-- start SUPPLIED DATA --

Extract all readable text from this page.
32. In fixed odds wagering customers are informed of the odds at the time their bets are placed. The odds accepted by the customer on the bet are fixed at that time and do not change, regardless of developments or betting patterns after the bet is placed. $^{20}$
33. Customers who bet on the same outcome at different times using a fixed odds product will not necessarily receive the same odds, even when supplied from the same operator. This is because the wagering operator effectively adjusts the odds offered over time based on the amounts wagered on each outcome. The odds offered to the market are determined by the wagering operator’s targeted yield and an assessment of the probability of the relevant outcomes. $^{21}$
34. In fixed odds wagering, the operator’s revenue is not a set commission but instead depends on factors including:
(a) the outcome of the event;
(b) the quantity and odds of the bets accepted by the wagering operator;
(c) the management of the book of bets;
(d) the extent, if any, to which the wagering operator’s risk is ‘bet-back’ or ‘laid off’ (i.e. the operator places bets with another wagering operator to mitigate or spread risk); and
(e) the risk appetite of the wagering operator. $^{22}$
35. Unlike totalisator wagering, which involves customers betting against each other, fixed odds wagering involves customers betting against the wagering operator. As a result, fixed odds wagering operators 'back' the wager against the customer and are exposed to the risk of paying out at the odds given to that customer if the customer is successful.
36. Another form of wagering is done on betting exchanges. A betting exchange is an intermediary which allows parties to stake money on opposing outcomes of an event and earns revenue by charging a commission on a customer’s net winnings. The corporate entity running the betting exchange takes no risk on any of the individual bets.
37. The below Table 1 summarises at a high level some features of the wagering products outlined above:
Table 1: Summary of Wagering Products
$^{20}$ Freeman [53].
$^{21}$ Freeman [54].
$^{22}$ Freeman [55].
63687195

-- end SUPPLIED DATA --
-- start SUPPLIED DATA --

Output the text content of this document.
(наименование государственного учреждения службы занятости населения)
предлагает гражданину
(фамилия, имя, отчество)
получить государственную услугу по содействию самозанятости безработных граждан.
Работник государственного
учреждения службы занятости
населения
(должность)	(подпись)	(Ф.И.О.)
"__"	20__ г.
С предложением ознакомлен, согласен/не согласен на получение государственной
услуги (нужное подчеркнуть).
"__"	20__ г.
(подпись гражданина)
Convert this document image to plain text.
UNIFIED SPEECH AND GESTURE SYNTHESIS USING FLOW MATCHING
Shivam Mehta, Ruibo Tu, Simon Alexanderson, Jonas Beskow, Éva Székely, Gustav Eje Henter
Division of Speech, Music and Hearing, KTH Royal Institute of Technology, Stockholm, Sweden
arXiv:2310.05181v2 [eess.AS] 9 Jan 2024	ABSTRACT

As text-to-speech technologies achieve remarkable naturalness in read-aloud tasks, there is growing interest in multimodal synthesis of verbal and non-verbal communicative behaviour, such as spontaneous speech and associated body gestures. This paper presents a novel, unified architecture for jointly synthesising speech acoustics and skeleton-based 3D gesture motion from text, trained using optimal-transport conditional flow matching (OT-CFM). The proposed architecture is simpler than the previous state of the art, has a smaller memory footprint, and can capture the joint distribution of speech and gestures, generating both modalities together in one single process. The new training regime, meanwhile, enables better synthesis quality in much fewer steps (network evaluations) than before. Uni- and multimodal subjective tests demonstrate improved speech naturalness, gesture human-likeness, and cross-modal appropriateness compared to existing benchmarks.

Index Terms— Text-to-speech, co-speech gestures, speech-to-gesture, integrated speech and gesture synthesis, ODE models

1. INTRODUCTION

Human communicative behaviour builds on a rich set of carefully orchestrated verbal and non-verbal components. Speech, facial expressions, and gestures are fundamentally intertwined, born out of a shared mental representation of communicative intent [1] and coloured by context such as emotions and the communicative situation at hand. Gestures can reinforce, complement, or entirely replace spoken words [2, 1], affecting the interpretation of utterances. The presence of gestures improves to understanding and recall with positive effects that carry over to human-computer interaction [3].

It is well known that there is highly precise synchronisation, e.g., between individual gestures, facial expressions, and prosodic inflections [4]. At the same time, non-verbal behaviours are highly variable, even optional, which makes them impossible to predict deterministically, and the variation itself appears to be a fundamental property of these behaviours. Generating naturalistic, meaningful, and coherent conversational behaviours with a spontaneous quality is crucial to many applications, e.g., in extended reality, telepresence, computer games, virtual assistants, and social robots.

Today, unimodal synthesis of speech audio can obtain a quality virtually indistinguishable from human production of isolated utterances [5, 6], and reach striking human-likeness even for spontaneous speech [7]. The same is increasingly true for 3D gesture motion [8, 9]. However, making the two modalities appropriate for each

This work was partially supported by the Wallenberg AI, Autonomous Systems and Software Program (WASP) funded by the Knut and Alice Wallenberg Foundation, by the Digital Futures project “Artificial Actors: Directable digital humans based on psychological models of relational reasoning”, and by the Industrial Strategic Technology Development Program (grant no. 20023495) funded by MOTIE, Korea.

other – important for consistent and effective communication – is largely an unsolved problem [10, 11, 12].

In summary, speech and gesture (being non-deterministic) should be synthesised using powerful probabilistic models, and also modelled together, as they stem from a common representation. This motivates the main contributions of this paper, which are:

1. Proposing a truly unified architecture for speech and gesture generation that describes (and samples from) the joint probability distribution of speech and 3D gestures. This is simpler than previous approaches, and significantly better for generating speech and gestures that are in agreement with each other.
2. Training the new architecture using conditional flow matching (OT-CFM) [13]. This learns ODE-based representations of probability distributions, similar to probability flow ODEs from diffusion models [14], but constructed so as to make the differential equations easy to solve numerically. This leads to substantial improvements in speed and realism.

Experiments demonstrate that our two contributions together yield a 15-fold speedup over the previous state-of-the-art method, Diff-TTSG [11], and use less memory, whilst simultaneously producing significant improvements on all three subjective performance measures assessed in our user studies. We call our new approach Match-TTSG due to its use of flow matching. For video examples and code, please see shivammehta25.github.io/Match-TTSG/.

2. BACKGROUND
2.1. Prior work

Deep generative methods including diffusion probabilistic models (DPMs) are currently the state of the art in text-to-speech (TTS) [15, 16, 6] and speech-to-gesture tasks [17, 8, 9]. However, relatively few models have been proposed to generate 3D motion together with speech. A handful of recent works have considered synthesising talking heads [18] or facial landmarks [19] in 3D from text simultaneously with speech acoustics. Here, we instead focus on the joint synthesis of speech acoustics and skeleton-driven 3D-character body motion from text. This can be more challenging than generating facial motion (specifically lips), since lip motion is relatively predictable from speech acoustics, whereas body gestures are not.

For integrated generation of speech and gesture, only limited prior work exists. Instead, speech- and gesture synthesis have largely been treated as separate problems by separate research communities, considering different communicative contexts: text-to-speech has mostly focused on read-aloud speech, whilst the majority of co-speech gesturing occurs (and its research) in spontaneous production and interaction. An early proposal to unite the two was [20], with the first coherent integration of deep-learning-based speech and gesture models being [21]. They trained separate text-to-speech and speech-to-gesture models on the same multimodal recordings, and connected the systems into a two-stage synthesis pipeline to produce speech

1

-- end SUPPLIED DATA --

WHAT IS REQUIRED: Of the lines in the listing, how many hold the word "simultaneously"? Nothing but the number is needed.

SOLUTION FOR THIS EXERCISE: 2